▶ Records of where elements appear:
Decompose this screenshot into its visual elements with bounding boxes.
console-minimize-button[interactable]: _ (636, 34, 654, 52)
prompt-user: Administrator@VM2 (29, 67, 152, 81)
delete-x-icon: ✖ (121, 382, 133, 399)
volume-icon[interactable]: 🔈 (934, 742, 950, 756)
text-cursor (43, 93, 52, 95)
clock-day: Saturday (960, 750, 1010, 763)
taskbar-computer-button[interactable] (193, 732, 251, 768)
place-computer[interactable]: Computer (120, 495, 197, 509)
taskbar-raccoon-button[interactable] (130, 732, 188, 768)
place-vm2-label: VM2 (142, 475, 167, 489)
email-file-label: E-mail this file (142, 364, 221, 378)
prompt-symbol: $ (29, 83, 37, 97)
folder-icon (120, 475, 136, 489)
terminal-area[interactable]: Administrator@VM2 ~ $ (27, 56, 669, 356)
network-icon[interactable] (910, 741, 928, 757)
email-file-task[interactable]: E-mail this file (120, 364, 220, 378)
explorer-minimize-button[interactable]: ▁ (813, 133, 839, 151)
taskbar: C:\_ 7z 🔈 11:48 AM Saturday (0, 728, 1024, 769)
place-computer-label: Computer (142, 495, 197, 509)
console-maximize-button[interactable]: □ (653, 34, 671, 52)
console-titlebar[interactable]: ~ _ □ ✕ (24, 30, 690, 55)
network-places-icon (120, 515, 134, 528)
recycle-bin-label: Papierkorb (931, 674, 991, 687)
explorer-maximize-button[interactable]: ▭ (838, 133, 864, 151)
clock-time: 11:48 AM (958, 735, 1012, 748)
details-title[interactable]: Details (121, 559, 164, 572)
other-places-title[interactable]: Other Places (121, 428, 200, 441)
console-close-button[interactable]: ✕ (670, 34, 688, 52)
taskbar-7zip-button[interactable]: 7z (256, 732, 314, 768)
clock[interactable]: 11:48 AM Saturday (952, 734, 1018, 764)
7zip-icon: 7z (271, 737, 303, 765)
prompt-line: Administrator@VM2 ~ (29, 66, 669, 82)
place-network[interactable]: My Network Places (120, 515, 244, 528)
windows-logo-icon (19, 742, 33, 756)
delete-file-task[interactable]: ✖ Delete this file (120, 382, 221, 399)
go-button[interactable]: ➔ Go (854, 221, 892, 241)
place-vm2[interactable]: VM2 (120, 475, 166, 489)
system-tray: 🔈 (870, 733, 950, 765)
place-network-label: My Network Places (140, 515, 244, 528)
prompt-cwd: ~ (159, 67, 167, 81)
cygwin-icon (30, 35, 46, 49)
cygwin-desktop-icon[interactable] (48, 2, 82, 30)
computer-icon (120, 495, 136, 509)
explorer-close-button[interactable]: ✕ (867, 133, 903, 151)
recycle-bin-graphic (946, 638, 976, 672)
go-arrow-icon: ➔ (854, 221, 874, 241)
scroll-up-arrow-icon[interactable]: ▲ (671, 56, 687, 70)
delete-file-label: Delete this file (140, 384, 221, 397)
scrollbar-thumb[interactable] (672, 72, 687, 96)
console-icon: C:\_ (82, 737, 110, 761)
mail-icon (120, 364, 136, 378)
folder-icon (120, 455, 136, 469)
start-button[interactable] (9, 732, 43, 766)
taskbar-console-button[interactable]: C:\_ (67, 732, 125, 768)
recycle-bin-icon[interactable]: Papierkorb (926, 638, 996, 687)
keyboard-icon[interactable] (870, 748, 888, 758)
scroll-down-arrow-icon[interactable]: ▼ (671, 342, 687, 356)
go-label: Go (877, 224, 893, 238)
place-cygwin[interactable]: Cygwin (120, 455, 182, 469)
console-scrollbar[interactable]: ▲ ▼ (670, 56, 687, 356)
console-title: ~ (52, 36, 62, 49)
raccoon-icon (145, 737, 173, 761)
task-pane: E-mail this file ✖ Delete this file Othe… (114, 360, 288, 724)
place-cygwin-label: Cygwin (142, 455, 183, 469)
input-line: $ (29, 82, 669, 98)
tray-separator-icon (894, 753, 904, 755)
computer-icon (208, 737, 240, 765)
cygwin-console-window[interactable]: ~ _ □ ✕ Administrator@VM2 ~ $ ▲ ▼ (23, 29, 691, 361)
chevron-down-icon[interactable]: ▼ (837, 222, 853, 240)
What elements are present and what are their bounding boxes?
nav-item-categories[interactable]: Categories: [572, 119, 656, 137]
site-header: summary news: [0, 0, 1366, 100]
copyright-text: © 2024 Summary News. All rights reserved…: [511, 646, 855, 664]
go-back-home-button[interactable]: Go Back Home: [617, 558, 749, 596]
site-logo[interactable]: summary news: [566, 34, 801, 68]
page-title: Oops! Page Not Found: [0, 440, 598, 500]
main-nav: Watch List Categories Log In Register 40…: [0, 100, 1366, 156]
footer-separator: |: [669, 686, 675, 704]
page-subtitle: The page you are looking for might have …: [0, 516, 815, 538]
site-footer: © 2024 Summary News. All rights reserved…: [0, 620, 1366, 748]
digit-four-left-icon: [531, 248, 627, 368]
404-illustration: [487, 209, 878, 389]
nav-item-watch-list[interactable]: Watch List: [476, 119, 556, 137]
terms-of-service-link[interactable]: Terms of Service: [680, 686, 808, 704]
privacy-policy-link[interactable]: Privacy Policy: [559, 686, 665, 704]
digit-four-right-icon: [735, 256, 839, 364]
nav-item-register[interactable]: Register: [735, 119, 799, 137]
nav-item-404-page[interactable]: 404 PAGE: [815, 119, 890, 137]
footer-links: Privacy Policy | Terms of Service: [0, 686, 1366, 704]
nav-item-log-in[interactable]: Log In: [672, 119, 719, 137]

▶ REQUIREMENT: Format every line of the data above as a numbered list, omitting any blank lines.

▶ THE REPLY:
1. Decompose this screenshot into its visual elements with bounding boxes.
2. console-minimize-button[interactable]: _ (636, 34, 654, 52)
3. prompt-user: Administrator@VM2 (29, 67, 152, 81)
4. delete-x-icon: ✖ (121, 382, 133, 399)
5. volume-icon[interactable]: 🔈 (934, 742, 950, 756)
6. text-cursor (43, 93, 52, 95)
7. clock-day: Saturday (960, 750, 1010, 763)
8. taskbar-computer-button[interactable] (193, 732, 251, 768)
9. place-computer[interactable]: Computer (120, 495, 197, 509)
10. taskbar-raccoon-button[interactable] (130, 732, 188, 768)
11. place-vm2-label: VM2 (142, 475, 167, 489)
12. email-file-label: E-mail this file (142, 364, 221, 378)
13. prompt-symbol: $ (29, 83, 37, 97)
14. folder-icon (120, 475, 136, 489)
15. terminal-area[interactable]: Administrator@VM2 ~ $ (27, 56, 669, 356)
16. network-icon[interactable] (910, 741, 928, 757)
17. email-file-task[interactable]: E-mail this file (120, 364, 220, 378)
18. explorer-minimize-button[interactable]: ▁ (813, 133, 839, 151)
19. taskbar: C:\_ 7z 🔈 11:48 AM Saturday (0, 728, 1024, 769)
20. place-computer-label: Computer (142, 495, 197, 509)
21. console-maximize-button[interactable]: □ (653, 34, 671, 52)
22. console-titlebar[interactable]: ~ _ □ ✕ (24, 30, 690, 55)
23. network-places-icon (120, 515, 134, 528)
24. recycle-bin-label: Papierkorb (931, 674, 991, 687)
25. explorer-maximize-button[interactable]: ▭ (838, 133, 864, 151)
26. clock-time: 11:48 AM (958, 735, 1012, 748)
27. details-title[interactable]: Details (121, 559, 164, 572)
28. other-places-title[interactable]: Other Places (121, 428, 200, 441)
29. console-close-button[interactable]: ✕ (670, 34, 688, 52)
30. taskbar-7zip-button[interactable]: 7z (256, 732, 314, 768)
31. clock[interactable]: 11:48 AM Saturday (952, 734, 1018, 764)
32. 7zip-icon: 7z (271, 737, 303, 765)
33. prompt-line: Administrator@VM2 ~ (29, 66, 669, 82)
34. place-network[interactable]: My Network Places (120, 515, 244, 528)
35. windows-logo-icon (19, 742, 33, 756)
36. delete-file-task[interactable]: ✖ Delete this file (120, 382, 221, 399)
37. go-button[interactable]: ➔ Go (854, 221, 892, 241)
38. place-vm2[interactable]: VM2 (120, 475, 166, 489)
39. system-tray: 🔈 (870, 733, 950, 765)
40. place-network-label: My Network Places (140, 515, 244, 528)
41. prompt-cwd: ~ (159, 67, 167, 81)
42. cygwin-icon (30, 35, 46, 49)
43. cygwin-desktop-icon[interactable] (48, 2, 82, 30)
44. computer-icon (120, 495, 136, 509)
45. explorer-close-button[interactable]: ✕ (867, 133, 903, 151)
46. recycle-bin-graphic (946, 638, 976, 672)
47. go-arrow-icon: ➔ (854, 221, 874, 241)
48. scroll-up-arrow-icon[interactable]: ▲ (671, 56, 687, 70)
49. delete-file-label: Delete this file (140, 384, 221, 397)
50. scrollbar-thumb[interactable] (672, 72, 687, 96)
51. console-icon: C:\_ (82, 737, 110, 761)
52. mail-icon (120, 364, 136, 378)
53. folder-icon (120, 455, 136, 469)
54. start-button[interactable] (9, 732, 43, 766)
55. taskbar-console-button[interactable]: C:\_ (67, 732, 125, 768)
56. recycle-bin-icon[interactable]: Papierkorb (926, 638, 996, 687)
57. keyboard-icon[interactable] (870, 748, 888, 758)
58. scroll-down-arrow-icon[interactable]: ▼ (671, 342, 687, 356)
59. go-label: Go (877, 224, 893, 238)
60. place-cygwin[interactable]: Cygwin (120, 455, 182, 469)
61. console-scrollbar[interactable]: ▲ ▼ (670, 56, 687, 356)
62. console-title: ~ (52, 36, 62, 49)
63. raccoon-icon (145, 737, 173, 761)
64. task-pane: E-mail this file ✖ Delete this file Othe… (114, 360, 288, 724)
65. place-cygwin-label: Cygwin (142, 455, 183, 469)
66. input-line: $ (29, 82, 669, 98)
67. tray-separator-icon (894, 753, 904, 755)
68. computer-icon (208, 737, 240, 765)
69. cygwin-console-window[interactable]: ~ _ □ ✕ Administrator@VM2 ~ $ ▲ ▼ (23, 29, 691, 361)
70. chevron-down-icon[interactable]: ▼ (837, 222, 853, 240)
71. What elements are present and what are their bounding boxes?
72. nav-item-categories[interactable]: Categories: [572, 119, 656, 137]
73. site-header: summary news: [0, 0, 1366, 100]
74. copyright-text: © 2024 Summary News. All rights reserved…: [511, 646, 855, 664]
75. go-back-home-button[interactable]: Go Back Home: [617, 558, 749, 596]
76. site-logo[interactable]: summary news: [566, 34, 801, 68]
77. page-title: Oops! Page Not Found: [0, 440, 598, 500]
78. main-nav: Watch List Categories Log In Register 40…: [0, 100, 1366, 156]
79. footer-separator: |: [669, 686, 675, 704]
80. page-subtitle: The page you are looking for might have …: [0, 516, 815, 538]
81. site-footer: © 2024 Summary News. All rights reserved…: [0, 620, 1366, 748]
82. digit-four-left-icon: [531, 248, 627, 368]
83. 404-illustration: [487, 209, 878, 389]
84. nav-item-watch-list[interactable]: Watch List: [476, 119, 556, 137]
85. terms-of-service-link[interactable]: Terms of Service: [680, 686, 808, 704]
86. privacy-policy-link[interactable]: Privacy Policy: [559, 686, 665, 704]
87. digit-four-right-icon: [735, 256, 839, 364]
88. nav-item-register[interactable]: Register: [735, 119, 799, 137]
89. nav-item-404-page[interactable]: 404 PAGE: [815, 119, 890, 137]
90. footer-links: Privacy Policy | Terms of Service: [0, 686, 1366, 704]
91. nav-item-log-in[interactable]: Log In: [672, 119, 719, 137]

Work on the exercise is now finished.